* Work required
A faithful transcription of all the data is required.

# Start of Records for this task

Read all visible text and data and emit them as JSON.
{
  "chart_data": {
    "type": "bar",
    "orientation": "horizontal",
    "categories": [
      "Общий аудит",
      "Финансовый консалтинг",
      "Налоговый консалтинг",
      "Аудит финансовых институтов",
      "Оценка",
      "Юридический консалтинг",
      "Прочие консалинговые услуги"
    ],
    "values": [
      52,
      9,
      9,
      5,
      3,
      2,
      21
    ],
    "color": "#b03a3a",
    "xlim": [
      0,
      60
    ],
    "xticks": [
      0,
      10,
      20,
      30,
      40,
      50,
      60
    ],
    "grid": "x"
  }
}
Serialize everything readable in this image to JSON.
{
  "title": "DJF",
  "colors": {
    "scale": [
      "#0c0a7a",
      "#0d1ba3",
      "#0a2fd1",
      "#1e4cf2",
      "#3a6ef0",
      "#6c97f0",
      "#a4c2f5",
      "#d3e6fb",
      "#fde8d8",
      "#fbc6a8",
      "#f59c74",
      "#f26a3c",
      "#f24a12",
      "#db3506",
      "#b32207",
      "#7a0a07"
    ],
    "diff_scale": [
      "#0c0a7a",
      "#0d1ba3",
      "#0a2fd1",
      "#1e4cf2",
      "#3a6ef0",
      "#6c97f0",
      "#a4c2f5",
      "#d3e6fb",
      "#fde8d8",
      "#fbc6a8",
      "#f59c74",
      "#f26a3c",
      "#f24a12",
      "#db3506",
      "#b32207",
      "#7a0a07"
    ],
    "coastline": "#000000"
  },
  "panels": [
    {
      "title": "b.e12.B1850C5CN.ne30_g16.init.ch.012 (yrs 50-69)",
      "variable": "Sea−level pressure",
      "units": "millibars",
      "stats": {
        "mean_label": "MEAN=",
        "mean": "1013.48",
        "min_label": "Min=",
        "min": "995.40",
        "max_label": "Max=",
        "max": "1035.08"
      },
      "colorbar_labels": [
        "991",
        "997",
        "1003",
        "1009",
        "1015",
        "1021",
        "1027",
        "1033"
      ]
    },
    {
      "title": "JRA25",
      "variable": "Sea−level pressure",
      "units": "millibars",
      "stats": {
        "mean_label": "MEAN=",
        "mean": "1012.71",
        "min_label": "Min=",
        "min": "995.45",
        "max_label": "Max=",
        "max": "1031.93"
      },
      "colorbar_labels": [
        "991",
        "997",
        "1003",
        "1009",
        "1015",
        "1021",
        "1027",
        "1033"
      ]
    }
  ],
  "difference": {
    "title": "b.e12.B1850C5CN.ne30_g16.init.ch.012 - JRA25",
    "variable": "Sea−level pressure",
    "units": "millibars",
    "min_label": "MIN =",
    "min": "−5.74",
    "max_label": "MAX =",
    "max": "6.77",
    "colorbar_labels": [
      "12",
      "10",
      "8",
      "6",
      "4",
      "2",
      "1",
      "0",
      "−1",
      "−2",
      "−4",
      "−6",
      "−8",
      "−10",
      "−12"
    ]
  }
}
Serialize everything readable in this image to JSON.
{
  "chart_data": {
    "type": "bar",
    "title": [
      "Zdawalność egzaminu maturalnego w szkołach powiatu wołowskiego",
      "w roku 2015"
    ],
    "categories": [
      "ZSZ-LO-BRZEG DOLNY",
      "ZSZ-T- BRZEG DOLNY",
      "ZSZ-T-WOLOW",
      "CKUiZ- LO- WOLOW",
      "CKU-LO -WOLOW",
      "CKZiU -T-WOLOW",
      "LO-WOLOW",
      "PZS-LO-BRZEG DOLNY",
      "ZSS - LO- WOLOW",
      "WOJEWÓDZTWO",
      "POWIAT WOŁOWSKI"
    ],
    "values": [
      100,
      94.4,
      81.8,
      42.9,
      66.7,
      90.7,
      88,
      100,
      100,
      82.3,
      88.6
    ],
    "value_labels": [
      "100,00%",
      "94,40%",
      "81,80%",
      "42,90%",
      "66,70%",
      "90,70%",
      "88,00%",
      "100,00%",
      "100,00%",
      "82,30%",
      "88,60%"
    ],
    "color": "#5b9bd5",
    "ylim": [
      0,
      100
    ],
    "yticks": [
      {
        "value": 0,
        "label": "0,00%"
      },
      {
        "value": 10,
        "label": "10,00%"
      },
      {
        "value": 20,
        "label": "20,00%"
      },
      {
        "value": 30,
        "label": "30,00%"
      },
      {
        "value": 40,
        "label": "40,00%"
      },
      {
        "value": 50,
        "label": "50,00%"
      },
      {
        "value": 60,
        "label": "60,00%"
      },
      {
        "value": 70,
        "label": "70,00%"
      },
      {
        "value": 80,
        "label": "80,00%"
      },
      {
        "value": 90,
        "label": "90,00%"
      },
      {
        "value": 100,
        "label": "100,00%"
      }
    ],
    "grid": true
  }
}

# End of Records for this task

* Answer to the task
Read all visible text and data and emit them as JSON.
{
  "chart_data": {
    "type": "bar",
    "orientation": "horizontal",
    "categories": [
      "Общий аудит",
      "Финансовый консалтинг",
      "Налоговый консалтинг",
      "Аудит финансовых институтов",
      "Оценка",
      "Юридический консалтинг",
      "Прочие консалинговые услуги"
    ],
    "values": [
      52,
      9,
      9,
      5,
      3,
      2,
      21
    ],
    "color": "#b03a3a",
    "xlim": [
      0,
      60
    ],
    "xticks": [
      0,
      10,
      20,
      30,
      40,
      50,
      60
    ],
    "grid": "x"
  }
}
Serialize everything readable in this image to JSON.
{
  "title": "DJF",
  "colors": {
    "scale": [
      "#0c0a7a",
      "#0d1ba3",
      "#0a2fd1",
      "#1e4cf2",
      "#3a6ef0",
      "#6c97f0",
      "#a4c2f5",
      "#d3e6fb",
      "#fde8d8",
      "#fbc6a8",
      "#f59c74",
      "#f26a3c",
      "#f24a12",
      "#db3506",
      "#b32207",
      "#7a0a07"
    ],
    "diff_scale": [
      "#0c0a7a",
      "#0d1ba3",
      "#0a2fd1",
      "#1e4cf2",
      "#3a6ef0",
      "#6c97f0",
      "#a4c2f5",
      "#d3e6fb",
      "#fde8d8",
      "#fbc6a8",
      "#f59c74",
      "#f26a3c",
      "#f24a12",
      "#db3506",
      "#b32207",
      "#7a0a07"
    ],
    "coastline": "#000000"
  },
  "panels": [
    {
      "title": "b.e12.B1850C5CN.ne30_g16.init.ch.012 (yrs 50-69)",
      "variable": "Sea−level pressure",
      "units": "millibars",
      "stats": {
        "mean_label": "MEAN=",
        "mean": "1013.48",
        "min_label": "Min=",
        "min": "995.40",
        "max_label": "Max=",
        "max": "1035.08"
      },
      "colorbar_labels": [
        "991",
        "997",
        "1003",
        "1009",
        "1015",
        "1021",
        "1027",
        "1033"
      ]
    },
    {
      "title": "JRA25",
      "variable": "Sea−level pressure",
      "units": "millibars",
      "stats": {
        "mean_label": "MEAN=",
        "mean": "1012.71",
        "min_label": "Min=",
        "min": "995.45",
        "max_label": "Max=",
        "max": "1031.93"
      },
      "colorbar_labels": [
        "991",
        "997",
        "1003",
        "1009",
        "1015",
        "1021",
        "1027",
        "1033"
      ]
    }
  ],
  "difference": {
    "title": "b.e12.B1850C5CN.ne30_g16.init.ch.012 - JRA25",
    "variable": "Sea−level pressure",
    "units": "millibars",
    "min_label": "MIN =",
    "min": "−5.74",
    "max_label": "MAX =",
    "max": "6.77",
    "colorbar_labels": [
      "12",
      "10",
      "8",
      "6",
      "4",
      "2",
      "1",
      "0",
      "−1",
      "−2",
      "−4",
      "−6",
      "−8",
      "−10",
      "−12"
    ]
  }
}
Serialize everything readable in this image to JSON.
{
  "chart_data": {
    "type": "bar",
    "title": [
      "Zdawalność egzaminu maturalnego w szkołach powiatu wołowskiego",
      "w roku 2015"
    ],
    "categories": [
      "ZSZ-LO-BRZEG DOLNY",
      "ZSZ-T- BRZEG DOLNY",
      "ZSZ-T-WOLOW",
      "CKUiZ- LO- WOLOW",
      "CKU-LO -WOLOW",
      "CKZiU -T-WOLOW",
      "LO-WOLOW",
      "PZS-LO-BRZEG DOLNY",
      "ZSS - LO- WOLOW",
      "WOJEWÓDZTWO",
      "POWIAT WOŁOWSKI"
    ],
    "values": [
      100,
      94.4,
      81.8,
      42.9,
      66.7,
      90.7,
      88,
      100,
      100,
      82.3,
      88.6
    ],
    "value_labels": [
      "100,00%",
      "94,40%",
      "81,80%",
      "42,90%",
      "66,70%",
      "90,70%",
      "88,00%",
      "100,00%",
      "100,00%",
      "82,30%",
      "88,60%"
    ],
    "color": "#5b9bd5",
    "ylim": [
      0,
      100
    ],
    "yticks": [
      {
        "value": 0,
        "label": "0,00%"
      },
      {
        "value": 10,
        "label": "10,00%"
      },
      {
        "value": 20,
        "label": "20,00%"
      },
      {
        "value": 30,
        "label": "30,00%"
      },
      {
        "value": 40,
        "label": "40,00%"
      },
      {
        "value": 50,
        "label": "50,00%"
      },
      {
        "value": 60,
        "label": "60,00%"
      },
      {
        "value": 70,
        "label": "70,00%"
      },
      {
        "value": 80,
        "label": "80,00%"
      },
      {
        "value": 90,
        "label": "90,00%"
      },
      {
        "value": 100,
        "label": "100,00%"
      }
    ],
    "grid": true
  }
}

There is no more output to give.